Look through the material and copy each line holding "продукции".

▶ [EXERCISE INPUT]:
____________________
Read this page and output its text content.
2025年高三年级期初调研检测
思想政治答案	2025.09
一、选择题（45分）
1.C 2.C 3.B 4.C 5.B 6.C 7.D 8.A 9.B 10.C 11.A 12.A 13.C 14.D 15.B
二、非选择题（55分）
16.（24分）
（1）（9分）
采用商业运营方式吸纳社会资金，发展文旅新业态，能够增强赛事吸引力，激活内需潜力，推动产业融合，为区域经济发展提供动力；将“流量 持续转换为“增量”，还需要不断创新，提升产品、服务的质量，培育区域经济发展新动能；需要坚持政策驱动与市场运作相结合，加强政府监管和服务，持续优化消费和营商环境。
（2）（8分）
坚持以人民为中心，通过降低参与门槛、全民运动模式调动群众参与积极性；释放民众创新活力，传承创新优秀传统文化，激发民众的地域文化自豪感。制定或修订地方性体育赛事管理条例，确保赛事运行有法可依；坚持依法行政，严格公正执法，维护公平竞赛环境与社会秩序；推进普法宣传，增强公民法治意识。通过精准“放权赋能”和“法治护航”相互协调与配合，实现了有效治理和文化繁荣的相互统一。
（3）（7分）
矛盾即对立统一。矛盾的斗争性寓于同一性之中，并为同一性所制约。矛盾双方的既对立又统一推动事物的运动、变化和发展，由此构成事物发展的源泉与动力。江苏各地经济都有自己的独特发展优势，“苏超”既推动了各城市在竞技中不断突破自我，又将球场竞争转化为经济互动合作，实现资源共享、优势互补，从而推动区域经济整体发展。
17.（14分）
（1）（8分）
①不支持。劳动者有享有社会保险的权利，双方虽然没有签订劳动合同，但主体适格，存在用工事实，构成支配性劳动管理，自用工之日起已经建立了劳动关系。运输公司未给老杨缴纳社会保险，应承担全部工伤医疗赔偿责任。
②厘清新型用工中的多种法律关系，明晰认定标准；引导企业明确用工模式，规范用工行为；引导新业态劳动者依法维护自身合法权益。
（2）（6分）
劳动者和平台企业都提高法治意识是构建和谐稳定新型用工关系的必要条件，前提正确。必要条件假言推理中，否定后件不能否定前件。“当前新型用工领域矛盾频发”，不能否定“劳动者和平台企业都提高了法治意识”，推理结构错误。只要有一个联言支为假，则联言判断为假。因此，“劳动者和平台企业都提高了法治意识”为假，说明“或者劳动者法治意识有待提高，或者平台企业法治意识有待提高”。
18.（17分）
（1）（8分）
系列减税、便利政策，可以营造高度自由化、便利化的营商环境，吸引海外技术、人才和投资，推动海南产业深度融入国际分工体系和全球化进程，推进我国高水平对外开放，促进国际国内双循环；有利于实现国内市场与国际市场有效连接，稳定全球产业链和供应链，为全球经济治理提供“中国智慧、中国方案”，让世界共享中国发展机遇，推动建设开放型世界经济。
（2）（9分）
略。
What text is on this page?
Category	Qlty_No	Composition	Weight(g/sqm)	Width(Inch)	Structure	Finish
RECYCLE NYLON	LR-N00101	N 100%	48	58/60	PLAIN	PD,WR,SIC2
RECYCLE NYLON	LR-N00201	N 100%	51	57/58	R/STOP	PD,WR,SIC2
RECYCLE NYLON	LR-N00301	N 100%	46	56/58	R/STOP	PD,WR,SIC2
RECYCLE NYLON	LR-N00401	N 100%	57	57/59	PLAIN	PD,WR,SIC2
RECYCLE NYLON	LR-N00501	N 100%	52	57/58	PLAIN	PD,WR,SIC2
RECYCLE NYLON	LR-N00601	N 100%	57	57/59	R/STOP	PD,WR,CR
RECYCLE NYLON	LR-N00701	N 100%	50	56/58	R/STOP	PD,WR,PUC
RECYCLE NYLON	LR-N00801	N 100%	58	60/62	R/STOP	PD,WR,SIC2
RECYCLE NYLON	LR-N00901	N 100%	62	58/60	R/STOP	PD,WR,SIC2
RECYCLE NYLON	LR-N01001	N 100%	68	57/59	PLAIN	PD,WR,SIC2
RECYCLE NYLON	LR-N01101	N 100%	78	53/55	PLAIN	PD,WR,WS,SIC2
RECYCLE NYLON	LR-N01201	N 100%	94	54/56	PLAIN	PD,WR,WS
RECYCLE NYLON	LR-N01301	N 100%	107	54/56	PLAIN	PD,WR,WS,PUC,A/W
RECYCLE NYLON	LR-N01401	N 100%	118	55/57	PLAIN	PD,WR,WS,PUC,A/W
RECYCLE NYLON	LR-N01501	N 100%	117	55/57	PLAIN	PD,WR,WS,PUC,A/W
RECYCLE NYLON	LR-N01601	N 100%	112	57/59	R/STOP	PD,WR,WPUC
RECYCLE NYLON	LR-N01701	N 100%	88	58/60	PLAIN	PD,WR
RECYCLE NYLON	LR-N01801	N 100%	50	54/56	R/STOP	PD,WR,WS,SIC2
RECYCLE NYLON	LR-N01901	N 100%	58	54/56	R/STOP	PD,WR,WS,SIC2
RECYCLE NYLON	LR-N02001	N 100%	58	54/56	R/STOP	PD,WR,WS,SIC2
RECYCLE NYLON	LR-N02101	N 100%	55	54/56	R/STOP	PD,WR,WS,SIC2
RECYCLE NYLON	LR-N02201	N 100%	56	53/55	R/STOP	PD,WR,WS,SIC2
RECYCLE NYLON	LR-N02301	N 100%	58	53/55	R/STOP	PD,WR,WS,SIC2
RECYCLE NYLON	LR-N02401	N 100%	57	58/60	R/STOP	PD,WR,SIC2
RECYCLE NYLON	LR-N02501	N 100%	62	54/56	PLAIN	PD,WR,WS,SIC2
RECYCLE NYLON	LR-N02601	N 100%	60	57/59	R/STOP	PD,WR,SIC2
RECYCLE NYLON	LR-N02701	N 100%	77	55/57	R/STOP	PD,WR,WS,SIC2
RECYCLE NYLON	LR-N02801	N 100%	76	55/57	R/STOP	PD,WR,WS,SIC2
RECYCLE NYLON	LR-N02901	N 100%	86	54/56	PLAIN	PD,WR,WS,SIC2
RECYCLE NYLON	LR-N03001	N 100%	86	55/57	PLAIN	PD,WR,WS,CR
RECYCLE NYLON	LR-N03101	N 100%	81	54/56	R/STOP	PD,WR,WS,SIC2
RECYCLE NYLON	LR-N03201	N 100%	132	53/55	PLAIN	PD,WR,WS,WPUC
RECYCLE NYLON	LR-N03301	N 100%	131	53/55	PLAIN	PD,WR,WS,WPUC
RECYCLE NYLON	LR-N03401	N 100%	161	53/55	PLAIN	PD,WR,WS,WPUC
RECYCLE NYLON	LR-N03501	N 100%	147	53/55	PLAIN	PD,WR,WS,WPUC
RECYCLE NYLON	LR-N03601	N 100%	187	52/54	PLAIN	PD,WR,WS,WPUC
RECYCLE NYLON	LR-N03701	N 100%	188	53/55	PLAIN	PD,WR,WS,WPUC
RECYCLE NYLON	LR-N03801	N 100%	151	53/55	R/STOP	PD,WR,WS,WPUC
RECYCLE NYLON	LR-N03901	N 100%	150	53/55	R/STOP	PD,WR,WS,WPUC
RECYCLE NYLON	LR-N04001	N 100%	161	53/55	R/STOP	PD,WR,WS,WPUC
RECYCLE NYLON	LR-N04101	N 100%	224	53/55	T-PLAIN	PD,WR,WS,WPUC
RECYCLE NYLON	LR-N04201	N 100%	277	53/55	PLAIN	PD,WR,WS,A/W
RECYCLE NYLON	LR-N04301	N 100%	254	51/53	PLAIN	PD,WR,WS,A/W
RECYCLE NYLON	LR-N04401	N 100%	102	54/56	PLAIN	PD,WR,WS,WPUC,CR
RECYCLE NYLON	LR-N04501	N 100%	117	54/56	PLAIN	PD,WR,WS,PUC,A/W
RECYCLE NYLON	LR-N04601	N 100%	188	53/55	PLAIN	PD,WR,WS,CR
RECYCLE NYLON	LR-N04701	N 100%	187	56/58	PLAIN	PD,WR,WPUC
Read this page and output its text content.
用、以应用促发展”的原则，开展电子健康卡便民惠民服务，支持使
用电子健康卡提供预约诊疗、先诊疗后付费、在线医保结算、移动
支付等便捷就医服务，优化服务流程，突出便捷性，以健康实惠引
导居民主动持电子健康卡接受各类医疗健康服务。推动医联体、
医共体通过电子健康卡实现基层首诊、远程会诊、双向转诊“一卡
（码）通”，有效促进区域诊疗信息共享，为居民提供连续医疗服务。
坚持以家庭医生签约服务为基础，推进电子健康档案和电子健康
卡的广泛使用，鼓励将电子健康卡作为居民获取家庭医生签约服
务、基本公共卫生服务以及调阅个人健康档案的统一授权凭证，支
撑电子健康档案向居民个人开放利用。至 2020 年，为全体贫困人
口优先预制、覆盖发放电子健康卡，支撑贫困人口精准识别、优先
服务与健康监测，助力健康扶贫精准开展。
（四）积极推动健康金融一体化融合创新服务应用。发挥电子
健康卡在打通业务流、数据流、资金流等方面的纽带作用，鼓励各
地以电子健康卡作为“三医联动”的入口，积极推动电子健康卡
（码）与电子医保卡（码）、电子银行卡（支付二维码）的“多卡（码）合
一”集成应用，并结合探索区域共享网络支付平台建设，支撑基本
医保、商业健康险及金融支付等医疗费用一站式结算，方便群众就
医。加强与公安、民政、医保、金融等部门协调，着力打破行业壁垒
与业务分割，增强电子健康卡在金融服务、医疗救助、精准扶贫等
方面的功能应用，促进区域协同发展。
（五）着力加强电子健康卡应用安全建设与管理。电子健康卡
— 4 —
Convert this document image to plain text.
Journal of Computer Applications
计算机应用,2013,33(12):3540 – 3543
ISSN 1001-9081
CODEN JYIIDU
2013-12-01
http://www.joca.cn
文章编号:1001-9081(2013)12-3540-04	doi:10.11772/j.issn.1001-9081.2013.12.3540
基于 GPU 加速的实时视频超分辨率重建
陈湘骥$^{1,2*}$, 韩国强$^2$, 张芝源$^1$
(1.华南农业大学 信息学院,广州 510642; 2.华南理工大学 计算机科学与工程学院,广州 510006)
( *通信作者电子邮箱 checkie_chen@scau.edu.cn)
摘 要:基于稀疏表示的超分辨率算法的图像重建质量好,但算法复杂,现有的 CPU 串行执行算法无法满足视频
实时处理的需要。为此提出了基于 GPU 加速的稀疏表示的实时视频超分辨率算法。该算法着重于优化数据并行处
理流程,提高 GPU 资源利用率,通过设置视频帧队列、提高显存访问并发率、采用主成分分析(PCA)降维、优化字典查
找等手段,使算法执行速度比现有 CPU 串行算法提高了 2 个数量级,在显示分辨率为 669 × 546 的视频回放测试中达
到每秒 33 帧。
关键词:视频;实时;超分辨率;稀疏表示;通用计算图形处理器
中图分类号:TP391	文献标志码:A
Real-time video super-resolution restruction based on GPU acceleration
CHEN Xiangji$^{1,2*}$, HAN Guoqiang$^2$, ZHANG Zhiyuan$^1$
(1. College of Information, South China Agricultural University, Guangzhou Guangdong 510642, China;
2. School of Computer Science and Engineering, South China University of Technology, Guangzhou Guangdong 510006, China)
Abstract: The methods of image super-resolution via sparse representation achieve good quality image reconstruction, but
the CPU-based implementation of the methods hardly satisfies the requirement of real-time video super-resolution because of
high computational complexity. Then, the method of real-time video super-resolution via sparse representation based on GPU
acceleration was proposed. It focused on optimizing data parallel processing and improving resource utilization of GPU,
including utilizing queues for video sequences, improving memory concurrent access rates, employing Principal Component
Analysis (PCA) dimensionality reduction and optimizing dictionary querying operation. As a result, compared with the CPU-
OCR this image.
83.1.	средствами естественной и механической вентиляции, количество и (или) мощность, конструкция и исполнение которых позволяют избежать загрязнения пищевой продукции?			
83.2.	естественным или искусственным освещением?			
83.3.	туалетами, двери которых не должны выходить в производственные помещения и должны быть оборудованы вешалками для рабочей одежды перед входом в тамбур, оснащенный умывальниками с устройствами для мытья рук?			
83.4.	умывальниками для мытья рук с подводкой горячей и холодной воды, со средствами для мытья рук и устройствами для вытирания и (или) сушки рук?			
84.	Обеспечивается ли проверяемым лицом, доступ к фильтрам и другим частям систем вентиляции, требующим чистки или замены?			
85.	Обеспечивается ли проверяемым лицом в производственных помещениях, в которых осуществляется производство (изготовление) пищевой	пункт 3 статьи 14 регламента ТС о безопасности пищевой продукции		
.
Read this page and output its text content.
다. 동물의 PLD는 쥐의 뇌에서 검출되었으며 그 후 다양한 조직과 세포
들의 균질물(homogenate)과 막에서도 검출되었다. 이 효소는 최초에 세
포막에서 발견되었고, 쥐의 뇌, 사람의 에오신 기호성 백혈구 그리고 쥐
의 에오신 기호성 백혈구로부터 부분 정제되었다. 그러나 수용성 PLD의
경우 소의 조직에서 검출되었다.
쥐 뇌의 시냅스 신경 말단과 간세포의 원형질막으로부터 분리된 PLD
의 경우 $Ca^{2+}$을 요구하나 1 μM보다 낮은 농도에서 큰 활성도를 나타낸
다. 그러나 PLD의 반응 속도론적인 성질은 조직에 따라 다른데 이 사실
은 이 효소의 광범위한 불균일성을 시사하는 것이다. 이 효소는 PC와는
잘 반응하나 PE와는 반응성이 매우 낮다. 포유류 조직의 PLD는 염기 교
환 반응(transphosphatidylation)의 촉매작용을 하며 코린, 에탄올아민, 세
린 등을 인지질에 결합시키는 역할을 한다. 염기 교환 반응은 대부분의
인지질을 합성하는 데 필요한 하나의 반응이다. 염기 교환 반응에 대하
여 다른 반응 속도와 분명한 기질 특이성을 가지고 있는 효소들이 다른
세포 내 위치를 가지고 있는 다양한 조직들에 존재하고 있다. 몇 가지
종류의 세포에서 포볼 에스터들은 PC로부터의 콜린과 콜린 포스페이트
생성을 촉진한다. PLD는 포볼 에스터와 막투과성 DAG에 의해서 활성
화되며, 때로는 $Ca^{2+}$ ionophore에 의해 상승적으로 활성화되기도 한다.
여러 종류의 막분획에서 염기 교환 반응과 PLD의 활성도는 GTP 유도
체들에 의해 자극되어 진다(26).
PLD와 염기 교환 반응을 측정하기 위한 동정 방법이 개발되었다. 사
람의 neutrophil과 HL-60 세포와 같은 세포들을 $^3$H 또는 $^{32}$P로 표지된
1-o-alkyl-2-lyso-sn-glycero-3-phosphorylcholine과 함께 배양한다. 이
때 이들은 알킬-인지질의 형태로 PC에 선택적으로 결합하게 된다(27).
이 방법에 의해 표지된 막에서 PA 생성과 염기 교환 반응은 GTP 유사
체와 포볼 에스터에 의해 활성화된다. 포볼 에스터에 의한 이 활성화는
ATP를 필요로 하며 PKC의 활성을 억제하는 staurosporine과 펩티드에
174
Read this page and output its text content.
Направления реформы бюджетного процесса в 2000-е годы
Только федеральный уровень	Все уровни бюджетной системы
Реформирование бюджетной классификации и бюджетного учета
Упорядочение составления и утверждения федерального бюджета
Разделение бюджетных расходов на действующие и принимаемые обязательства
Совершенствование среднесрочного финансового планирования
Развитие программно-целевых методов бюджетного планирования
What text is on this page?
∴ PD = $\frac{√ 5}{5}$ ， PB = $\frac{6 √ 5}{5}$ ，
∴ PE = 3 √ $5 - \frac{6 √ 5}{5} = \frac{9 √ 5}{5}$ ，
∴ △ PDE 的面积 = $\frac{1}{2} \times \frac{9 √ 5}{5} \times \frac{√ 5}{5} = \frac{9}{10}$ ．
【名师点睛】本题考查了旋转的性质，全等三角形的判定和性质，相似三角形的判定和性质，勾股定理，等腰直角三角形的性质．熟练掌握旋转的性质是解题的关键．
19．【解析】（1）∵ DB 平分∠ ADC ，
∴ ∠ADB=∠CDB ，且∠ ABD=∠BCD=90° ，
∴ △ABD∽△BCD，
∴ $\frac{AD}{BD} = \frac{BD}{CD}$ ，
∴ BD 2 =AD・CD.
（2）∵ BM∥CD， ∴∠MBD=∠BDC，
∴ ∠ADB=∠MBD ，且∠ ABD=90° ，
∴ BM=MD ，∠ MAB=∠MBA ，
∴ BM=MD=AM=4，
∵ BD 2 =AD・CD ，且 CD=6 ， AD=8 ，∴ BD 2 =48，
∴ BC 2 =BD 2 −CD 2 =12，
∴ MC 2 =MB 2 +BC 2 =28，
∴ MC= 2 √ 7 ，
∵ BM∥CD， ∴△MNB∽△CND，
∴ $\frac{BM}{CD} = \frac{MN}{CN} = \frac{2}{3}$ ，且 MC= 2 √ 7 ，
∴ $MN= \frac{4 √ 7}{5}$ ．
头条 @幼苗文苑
____________________
▶ [EXERCISE OUTPUT]:
83.1.	средствами естественной и механической вентиляции, количество и (или) мощность, конструкция и исполнение которых позволяют избежать загрязнения пищевой продукции?			
85.	Обеспечивается ли проверяемым лицом в производственных помещениях, в которых осуществляется производство (изготовление) пищевой	пункт 3 статьи 14 регламента ТС о безопасности пищевой продукции		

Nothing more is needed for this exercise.